**Given problem 1**: Reproduce the full passage on Labour's position in the EU referendum word for word.
**Given problem 2**: Present part of the records as a Markdown table with the columns Row and Record line, leaving out blank lines. Begin at the line that contains "colorbar-segment bbox=[210, 574, 234, 581]", stop after the line that contains "lat-label-right: 30S bbox=[502, 83, 515, 90]", and include no other lines.

**Document extract**:
_ _ _ _ _ _ _

The Labour In team are concerned that far too many Labour supporters say they don’t know what our position is on the referendum.
That’s why the entire Labour family came together this week to make it clear that we are united behind the Remain campaign.
Yesterday, the Shadow Cabinet stood united behind Jeremy Corbyn along with our National Executive Committee and the leaders of the biggest Trade Unions in Britain to say ‘yes’ to the EU.
I’ve been a member of the Labour party for more than 30 years and I can’t remember any issue that has united the Labour family like this one has.
Labour is speaking with one voice when it comes to our membership of the European Union.
Jeremy Corbyn and Tony Blair; John McDonnell and Gordon Brown; Len McCluskey and Peter Mandelson.
They all agree the UK is better off if we remain in the EU, so that we can reform the EU.
So to every Labour voter and Labour supporter, I say this: Be in no doubt that Labour’s view is Britain’s families are better off in the EU.
Labour In’s second goal is that there are too many Labour supporters who tell us – and I’ve spoken to many of them – that they are voting Leave to punish David Cameron.
They see a Leave vote as a way to reject David Cameron and George Osborne’s misguided policies on austerity.
They want to give David Cameron a bloody nose. And I can understand that.
But my message to them is a simple one: please don’t vote Leave to spite David Cameron and end up blighting the country instead.
Because the consequences of leaving the EU are arguably even worse than the consequences of Tory rule. A Tory Government can be kicked out at a General Election. And the damage the Tories do can be repaired by Labour.
But if we leave the EU we leave for good – the door will be shut and we will never be allowed back in.
The jobs and livelihoods that depend on our membership of the EU, the worker’s rights it guarantees and the opportunities it represents will be lost forever.

_ _ _ _ _ _ _

(Bounding box entries)
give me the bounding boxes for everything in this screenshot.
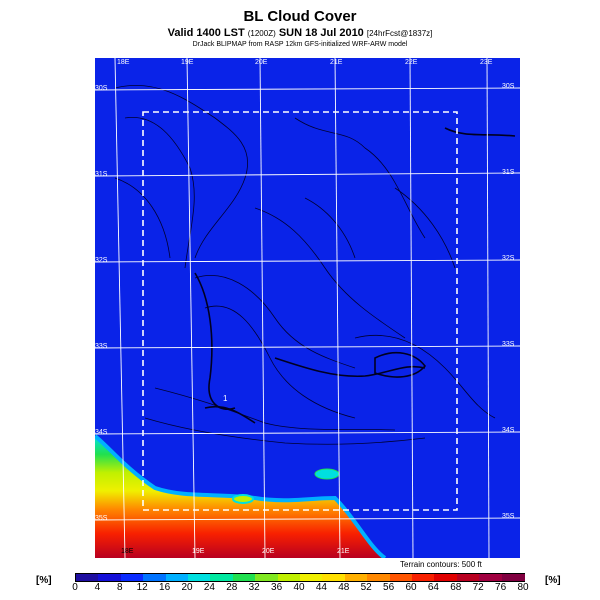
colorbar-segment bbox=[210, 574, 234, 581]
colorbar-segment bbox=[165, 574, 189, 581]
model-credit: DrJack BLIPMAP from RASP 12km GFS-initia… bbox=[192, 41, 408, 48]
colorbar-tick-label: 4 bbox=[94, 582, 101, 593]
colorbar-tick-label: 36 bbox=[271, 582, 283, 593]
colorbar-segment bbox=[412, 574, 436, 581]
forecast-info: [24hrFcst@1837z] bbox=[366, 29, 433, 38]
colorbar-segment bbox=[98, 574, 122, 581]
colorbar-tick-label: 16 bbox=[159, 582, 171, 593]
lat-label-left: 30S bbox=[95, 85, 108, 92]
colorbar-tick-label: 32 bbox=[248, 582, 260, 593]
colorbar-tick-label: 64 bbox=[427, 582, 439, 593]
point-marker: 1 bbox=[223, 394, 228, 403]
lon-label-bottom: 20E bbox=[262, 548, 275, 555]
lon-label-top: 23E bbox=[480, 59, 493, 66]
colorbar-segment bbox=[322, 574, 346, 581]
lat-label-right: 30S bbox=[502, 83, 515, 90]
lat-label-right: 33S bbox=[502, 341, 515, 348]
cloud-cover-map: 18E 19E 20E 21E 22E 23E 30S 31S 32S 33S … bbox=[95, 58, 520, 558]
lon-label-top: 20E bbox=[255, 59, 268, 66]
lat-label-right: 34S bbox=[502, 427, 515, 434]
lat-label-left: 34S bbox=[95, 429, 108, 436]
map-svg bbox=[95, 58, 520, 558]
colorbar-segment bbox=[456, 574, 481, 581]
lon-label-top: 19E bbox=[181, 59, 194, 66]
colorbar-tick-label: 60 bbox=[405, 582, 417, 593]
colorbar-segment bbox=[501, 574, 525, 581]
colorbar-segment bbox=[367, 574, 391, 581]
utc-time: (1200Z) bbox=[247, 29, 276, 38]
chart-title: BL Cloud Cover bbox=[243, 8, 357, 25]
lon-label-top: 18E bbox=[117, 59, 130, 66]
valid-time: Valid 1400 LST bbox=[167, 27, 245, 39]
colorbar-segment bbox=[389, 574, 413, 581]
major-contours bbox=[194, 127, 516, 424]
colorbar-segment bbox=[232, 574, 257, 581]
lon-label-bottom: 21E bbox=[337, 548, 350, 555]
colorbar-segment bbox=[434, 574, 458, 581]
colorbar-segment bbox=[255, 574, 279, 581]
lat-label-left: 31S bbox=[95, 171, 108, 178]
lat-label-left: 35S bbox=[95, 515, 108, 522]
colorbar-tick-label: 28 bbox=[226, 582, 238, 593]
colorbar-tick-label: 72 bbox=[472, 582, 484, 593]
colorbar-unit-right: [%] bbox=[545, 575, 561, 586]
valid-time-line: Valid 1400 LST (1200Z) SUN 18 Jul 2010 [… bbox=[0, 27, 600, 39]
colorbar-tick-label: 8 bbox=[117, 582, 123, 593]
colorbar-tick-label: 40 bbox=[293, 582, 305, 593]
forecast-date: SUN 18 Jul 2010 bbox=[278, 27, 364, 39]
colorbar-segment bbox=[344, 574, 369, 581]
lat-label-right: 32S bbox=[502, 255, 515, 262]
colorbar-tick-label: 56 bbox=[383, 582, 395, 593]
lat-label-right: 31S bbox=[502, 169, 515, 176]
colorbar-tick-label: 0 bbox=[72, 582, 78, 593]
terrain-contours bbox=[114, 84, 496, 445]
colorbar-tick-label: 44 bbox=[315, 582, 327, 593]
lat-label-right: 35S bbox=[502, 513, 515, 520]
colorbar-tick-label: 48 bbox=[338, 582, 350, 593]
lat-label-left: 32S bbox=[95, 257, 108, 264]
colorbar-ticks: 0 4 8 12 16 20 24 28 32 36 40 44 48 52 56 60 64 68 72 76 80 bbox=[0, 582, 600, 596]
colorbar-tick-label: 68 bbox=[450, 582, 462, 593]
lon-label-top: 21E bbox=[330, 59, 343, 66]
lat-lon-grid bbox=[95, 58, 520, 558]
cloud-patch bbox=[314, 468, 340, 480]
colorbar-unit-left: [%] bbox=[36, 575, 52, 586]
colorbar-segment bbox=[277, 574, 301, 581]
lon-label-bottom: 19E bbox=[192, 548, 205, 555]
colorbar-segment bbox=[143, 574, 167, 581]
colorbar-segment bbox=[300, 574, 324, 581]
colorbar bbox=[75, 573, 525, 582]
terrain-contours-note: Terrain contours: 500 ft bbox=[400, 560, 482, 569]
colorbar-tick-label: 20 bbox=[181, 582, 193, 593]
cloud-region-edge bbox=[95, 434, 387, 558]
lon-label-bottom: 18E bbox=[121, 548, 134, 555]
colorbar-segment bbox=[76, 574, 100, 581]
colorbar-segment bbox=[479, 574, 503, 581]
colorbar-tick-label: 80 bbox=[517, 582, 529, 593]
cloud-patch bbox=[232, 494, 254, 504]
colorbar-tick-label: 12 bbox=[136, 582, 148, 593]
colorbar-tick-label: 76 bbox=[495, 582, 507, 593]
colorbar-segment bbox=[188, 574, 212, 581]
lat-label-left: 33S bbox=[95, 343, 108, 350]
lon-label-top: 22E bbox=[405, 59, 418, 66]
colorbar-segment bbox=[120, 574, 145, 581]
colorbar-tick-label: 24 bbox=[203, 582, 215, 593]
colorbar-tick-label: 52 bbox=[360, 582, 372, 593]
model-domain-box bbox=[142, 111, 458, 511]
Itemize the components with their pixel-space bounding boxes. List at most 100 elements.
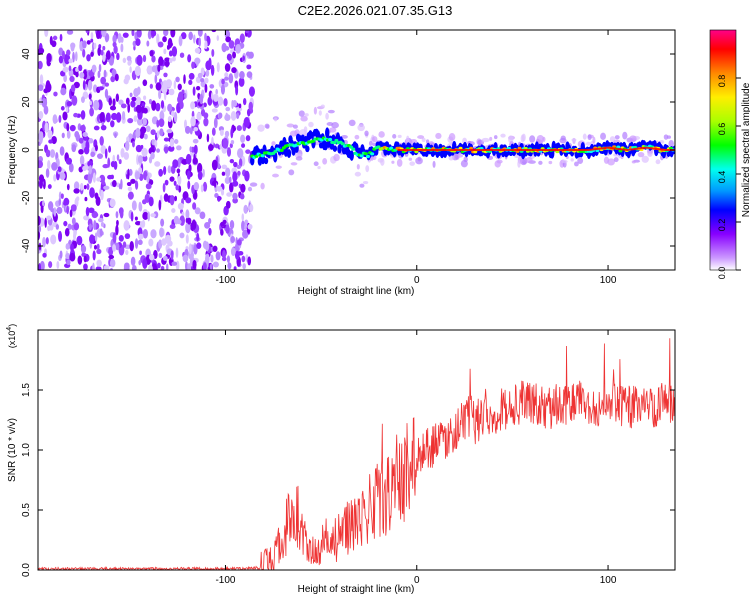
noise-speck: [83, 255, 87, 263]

_ _ _ _ _ _ _

**Correct result 1**:
The Labour In team are concerned that far too many Labour supporters say they don’t know what our position is on the referendum.
That’s why the entire Labour family came together this week to make it clear that we are united behind the Remain campaign.
Yesterday, the Shadow Cabinet stood united behind Jeremy Corbyn along with our National Executive Committee and the leaders of the biggest Trade Unions in Britain to say ‘yes’ to the EU.
I’ve been a member of the Labour party for more than 30 years and I can’t remember any issue that has united the Labour family like this one has.
Labour is speaking with one voice when it comes to our membership of the European Union.
Jeremy Corbyn and Tony Blair; John McDonnell and Gordon Brown; Len McCluskey and Peter Mandelson.
They all agree the UK is better off if we remain in the EU, so that we can reform the EU.
So to every Labour voter and Labour supporter, I say this: Be in no doubt that Labour’s view is Britain’s families are better off in the EU.
Labour In’s second goal is that there are too many Labour supporters who tell us – and I’ve spoken to many of them – that they are voting Leave to punish David Cameron.
They see a Leave vote as a way to reject David Cameron and George Osborne’s misguided policies on austerity.
They want to give David Cameron a bloody nose. And I can understand that.
But my message to them is a simple one: please don’t vote Leave to spite David Cameron and end up blighting the country instead.
Because the consequences of leaving the EU are arguably even worse than the consequences of Tory rule. A Tory Government can be kicked out at a General Election. And the damage the Tories do can be repaired by Labour.
But if we leave the EU we leave for good – the door will be shut and we will never be allowed back in.
The jobs and livelihoods that depend on our membership of the EU, the worker’s rights it guarantees and the opportunities it represents will be lost forever.

**Correct result 2**:
| Row | Record line |
|---|---|
| 1 | colorbar-segment bbox=[210, 574, 234, 581] |
| 2 | colorbar-segment bbox=[165, 574, 189, 581] |
| 3 | model-credit: DrJack BLIPMAP from RASP 12km GFS-initia… bbox=[192, 41, 408, 48] |
| 4 | colorbar-tick-label: 4 bbox=[94, 582, 101, 593] |
| 5 | colorbar-tick-label: 36 bbox=[271, 582, 283, 593] |
| 6 | colorbar-segment bbox=[412, 574, 436, 581] |
| 7 | forecast-info: [24hrFcst@1837z] bbox=[366, 29, 433, 38] |
| 8 | colorbar-segment bbox=[98, 574, 122, 581] |
| 9 | colorbar-tick-label: 16 bbox=[159, 582, 171, 593] |
| 10 | lat-label-left: 30S bbox=[95, 85, 108, 92] |
| 11 | colorbar-tick-label: 32 bbox=[248, 582, 260, 593] |
| 12 | colorbar-tick-label: 64 bbox=[427, 582, 439, 593] |
| 13 | point-marker: 1 bbox=[223, 394, 228, 403] |
| 14 | lon-label-bottom: 20E bbox=[262, 548, 275, 555] |
| 15 | lon-label-top: 23E bbox=[480, 59, 493, 66] |
| 16 | colorbar-segment bbox=[322, 574, 346, 581] |
| 17 | lat-label-right: 30S bbox=[502, 83, 515, 90] |